▸ Excerpt from a dataset:
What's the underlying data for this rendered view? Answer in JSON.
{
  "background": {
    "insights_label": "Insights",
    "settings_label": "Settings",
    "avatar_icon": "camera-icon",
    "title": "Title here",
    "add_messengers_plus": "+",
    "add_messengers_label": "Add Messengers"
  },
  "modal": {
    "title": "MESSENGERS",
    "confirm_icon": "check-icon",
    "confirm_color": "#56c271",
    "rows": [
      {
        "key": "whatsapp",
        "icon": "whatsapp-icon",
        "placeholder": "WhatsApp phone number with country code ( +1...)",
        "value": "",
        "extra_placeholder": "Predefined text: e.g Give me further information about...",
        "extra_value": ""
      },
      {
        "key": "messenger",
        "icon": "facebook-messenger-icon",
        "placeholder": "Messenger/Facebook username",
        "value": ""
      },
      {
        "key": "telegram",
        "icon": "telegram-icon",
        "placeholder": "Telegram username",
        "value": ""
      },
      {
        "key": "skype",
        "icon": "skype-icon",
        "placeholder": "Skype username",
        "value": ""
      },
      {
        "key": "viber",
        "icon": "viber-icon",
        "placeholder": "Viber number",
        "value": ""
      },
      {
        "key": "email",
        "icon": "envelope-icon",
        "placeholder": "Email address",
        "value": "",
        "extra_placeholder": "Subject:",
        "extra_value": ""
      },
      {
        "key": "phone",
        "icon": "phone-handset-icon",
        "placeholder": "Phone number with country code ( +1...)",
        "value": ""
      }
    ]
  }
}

▸ Directions: Go through the listing above and list every line that has the word "username".

▸ Answer below:
        "placeholder": "Messenger/Facebook username",
        "placeholder": "Telegram username",
        "placeholder": "Skype username",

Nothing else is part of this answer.